# Given problem
All entries are to be given again verbatim.

# Figure dataset records

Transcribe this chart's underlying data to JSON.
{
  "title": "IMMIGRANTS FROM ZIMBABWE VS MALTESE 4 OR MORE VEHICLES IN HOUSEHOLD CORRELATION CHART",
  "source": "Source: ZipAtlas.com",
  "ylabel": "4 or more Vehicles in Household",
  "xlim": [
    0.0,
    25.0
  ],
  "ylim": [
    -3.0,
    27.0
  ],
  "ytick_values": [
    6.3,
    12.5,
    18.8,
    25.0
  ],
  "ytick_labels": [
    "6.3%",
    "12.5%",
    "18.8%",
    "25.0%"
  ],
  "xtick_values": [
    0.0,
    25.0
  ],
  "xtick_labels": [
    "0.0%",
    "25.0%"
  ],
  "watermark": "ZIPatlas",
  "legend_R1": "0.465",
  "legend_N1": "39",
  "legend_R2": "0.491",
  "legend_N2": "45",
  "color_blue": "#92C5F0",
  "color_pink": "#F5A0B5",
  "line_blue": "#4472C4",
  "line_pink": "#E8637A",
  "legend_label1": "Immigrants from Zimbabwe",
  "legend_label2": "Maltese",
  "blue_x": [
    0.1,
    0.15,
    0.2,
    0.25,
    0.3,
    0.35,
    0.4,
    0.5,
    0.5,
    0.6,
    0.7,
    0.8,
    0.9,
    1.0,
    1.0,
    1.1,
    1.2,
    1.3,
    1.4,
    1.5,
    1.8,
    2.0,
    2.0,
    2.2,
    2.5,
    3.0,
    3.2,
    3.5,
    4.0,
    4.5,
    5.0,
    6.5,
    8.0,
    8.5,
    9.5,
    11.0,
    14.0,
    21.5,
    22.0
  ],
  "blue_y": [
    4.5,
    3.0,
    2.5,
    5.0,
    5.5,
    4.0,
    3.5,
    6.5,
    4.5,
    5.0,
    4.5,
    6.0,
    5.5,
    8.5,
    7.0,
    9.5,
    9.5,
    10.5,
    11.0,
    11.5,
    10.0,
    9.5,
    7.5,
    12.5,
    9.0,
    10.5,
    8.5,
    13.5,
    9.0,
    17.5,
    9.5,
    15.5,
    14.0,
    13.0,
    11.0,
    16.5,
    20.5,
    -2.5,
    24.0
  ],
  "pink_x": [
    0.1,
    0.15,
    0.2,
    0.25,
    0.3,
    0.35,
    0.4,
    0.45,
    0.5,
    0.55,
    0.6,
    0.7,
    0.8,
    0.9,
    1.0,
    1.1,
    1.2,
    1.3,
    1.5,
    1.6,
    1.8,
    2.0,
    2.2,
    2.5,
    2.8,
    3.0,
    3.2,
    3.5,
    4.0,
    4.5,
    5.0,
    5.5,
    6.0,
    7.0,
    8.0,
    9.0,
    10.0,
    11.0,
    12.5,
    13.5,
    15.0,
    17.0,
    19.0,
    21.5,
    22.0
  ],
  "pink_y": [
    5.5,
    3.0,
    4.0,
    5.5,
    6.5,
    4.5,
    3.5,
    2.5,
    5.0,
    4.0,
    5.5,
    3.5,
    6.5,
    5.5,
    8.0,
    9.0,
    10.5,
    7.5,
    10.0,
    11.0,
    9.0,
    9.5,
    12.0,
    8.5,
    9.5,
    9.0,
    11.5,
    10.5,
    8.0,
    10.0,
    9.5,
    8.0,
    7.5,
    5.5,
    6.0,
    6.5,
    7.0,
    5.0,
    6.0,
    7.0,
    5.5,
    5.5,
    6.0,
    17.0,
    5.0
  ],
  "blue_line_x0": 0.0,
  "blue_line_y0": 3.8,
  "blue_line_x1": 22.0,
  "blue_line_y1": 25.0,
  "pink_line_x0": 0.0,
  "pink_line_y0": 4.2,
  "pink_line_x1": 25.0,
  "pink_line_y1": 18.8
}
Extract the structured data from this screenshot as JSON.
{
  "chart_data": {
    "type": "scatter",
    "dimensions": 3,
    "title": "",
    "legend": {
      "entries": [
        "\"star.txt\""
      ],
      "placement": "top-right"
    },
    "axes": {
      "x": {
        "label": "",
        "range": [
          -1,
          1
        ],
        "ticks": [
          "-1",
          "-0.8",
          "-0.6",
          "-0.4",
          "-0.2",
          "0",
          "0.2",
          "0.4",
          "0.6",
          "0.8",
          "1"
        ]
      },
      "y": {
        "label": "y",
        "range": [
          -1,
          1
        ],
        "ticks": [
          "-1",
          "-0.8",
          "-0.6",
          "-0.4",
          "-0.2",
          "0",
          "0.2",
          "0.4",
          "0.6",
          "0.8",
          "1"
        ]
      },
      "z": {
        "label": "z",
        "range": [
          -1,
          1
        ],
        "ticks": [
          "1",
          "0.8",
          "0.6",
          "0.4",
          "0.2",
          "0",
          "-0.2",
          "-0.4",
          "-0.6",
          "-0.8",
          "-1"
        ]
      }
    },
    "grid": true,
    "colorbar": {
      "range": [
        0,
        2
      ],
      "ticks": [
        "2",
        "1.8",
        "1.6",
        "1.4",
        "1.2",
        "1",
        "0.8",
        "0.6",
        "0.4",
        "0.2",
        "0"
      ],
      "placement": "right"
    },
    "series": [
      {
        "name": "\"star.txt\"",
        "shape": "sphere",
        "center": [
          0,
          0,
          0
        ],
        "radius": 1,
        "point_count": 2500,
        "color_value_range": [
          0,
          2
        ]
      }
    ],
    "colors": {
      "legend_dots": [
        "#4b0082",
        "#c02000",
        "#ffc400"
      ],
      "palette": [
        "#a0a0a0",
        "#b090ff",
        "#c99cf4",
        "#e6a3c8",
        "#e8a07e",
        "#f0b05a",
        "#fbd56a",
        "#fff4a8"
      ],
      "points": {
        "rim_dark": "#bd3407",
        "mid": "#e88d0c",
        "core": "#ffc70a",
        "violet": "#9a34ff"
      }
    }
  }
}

# Exercise response
Transcribe this chart's underlying data to JSON.
{
  "title": "IMMIGRANTS FROM ZIMBABWE VS MALTESE 4 OR MORE VEHICLES IN HOUSEHOLD CORRELATION CHART",
  "source": "Source: ZipAtlas.com",
  "ylabel": "4 or more Vehicles in Household",
  "xlim": [
    0.0,
    25.0
  ],
  "ylim": [
    -3.0,
    27.0
  ],
  "ytick_values": [
    6.3,
    12.5,
    18.8,
    25.0
  ],
  "ytick_labels": [
    "6.3%",
    "12.5%",
    "18.8%",
    "25.0%"
  ],
  "xtick_values": [
    0.0,
    25.0
  ],
  "xtick_labels": [
    "0.0%",
    "25.0%"
  ],
  "watermark": "ZIPatlas",
  "legend_R1": "0.465",
  "legend_N1": "39",
  "legend_R2": "0.491",
  "legend_N2": "45",
  "color_blue": "#92C5F0",
  "color_pink": "#F5A0B5",
  "line_blue": "#4472C4",
  "line_pink": "#E8637A",
  "legend_label1": "Immigrants from Zimbabwe",
  "legend_label2": "Maltese",
  "blue_x": [
    0.1,
    0.15,
    0.2,
    0.25,
    0.3,
    0.35,
    0.4,
    0.5,
    0.5,
    0.6,
    0.7,
    0.8,
    0.9,
    1.0,
    1.0,
    1.1,
    1.2,
    1.3,
    1.4,
    1.5,
    1.8,
    2.0,
    2.0,
    2.2,
    2.5,
    3.0,
    3.2,
    3.5,
    4.0,
    4.5,
    5.0,
    6.5,
    8.0,
    8.5,
    9.5,
    11.0,
    14.0,
    21.5,
    22.0
  ],
  "blue_y": [
    4.5,
    3.0,
    2.5,
    5.0,
    5.5,
    4.0,
    3.5,
    6.5,
    4.5,
    5.0,
    4.5,
    6.0,
    5.5,
    8.5,
    7.0,
    9.5,
    9.5,
    10.5,
    11.0,
    11.5,
    10.0,
    9.5,
    7.5,
    12.5,
    9.0,
    10.5,
    8.5,
    13.5,
    9.0,
    17.5,
    9.5,
    15.5,
    14.0,
    13.0,
    11.0,
    16.5,
    20.5,
    -2.5,
    24.0
  ],
  "pink_x": [
    0.1,
    0.15,
    0.2,
    0.25,
    0.3,
    0.35,
    0.4,
    0.45,
    0.5,
    0.55,
    0.6,
    0.7,
    0.8,
    0.9,
    1.0,
    1.1,
    1.2,
    1.3,
    1.5,
    1.6,
    1.8,
    2.0,
    2.2,
    2.5,
    2.8,
    3.0,
    3.2,
    3.5,
    4.0,
    4.5,
    5.0,
    5.5,
    6.0,
    7.0,
    8.0,
    9.0,
    10.0,
    11.0,
    12.5,
    13.5,
    15.0,
    17.0,
    19.0,
    21.5,
    22.0
  ],
  "pink_y": [
    5.5,
    3.0,
    4.0,
    5.5,
    6.5,
    4.5,
    3.5,
    2.5,
    5.0,
    4.0,
    5.5,
    3.5,
    6.5,
    5.5,
    8.0,
    9.0,
    10.5,
    7.5,
    10.0,
    11.0,
    9.0,
    9.5,
    12.0,
    8.5,
    9.5,
    9.0,
    11.5,
    10.5,
    8.0,
    10.0,
    9.5,
    8.0,
    7.5,
    5.5,
    6.0,
    6.5,
    7.0,
    5.0,
    6.0,
    7.0,
    5.5,
    5.5,
    6.0,
    17.0,
    5.0
  ],
  "blue_line_x0": 0.0,
  "blue_line_y0": 3.8,
  "blue_line_x1": 22.0,
  "blue_line_y1": 25.0,
  "pink_line_x0": 0.0,
  "pink_line_y0": 4.2,
  "pink_line_x1": 25.0,
  "pink_line_y1": 18.8
}
Extract the structured data from this screenshot as JSON.
{
  "chart_data": {
    "type": "scatter",
    "dimensions": 3,
    "title": "",
    "legend": {
      "entries": [
        "\"star.txt\""
      ],
      "placement": "top-right"
    },
    "axes": {
      "x": {
        "label": "",
        "range": [
          -1,
          1
        ],
        "ticks": [
          "-1",
          "-0.8",
          "-0.6",
          "-0.4",
          "-0.2",
          "0",
          "0.2",
          "0.4",
          "0.6",
          "0.8",
          "1"
        ]
      },
      "y": {
        "label": "y",
        "range": [
          -1,
          1
        ],
        "ticks": [
          "-1",
          "-0.8",
          "-0.6",
          "-0.4",
          "-0.2",
          "0",
          "0.2",
          "0.4",
          "0.6",
          "0.8",
          "1"
        ]
      },
      "z": {
        "label": "z",
        "range": [
          -1,
          1
        ],
        "ticks": [
          "1",
          "0.8",
          "0.6",
          "0.4",
          "0.2",
          "0",
          "-0.2",
          "-0.4",
          "-0.6",
          "-0.8",
          "-1"
        ]
      }
    },
    "grid": true,
    "colorbar": {
      "range": [
        0,
        2
      ],
      "ticks": [
        "2",
        "1.8",
        "1.6",
        "1.4",
        "1.2",
        "1",
        "0.8",
        "0.6",
        "0.4",
        "0.2",
        "0"
      ],
      "placement": "right"
    },
    "series": [
      {
        "name": "\"star.txt\"",
        "shape": "sphere",
        "center": [
          0,
          0,
          0
        ],
        "radius": 1,
        "point_count": 2500,
        "color_value_range": [
          0,
          2
        ]
      }
    ],
    "colors": {
      "legend_dots": [
        "#4b0082",
        "#c02000",
        "#ffc400"
      ],
      "palette": [
        "#a0a0a0",
        "#b090ff",
        "#c99cf4",
        "#e6a3c8",
        "#e8a07e",
        "#f0b05a",
        "#fbd56a",
        "#fff4a8"
      ],
      "points": {
        "rim_dark": "#bd3407",
        "mid": "#e88d0c",
        "core": "#ffc70a",
        "violet": "#9a34ff"
      }
    }
  }
}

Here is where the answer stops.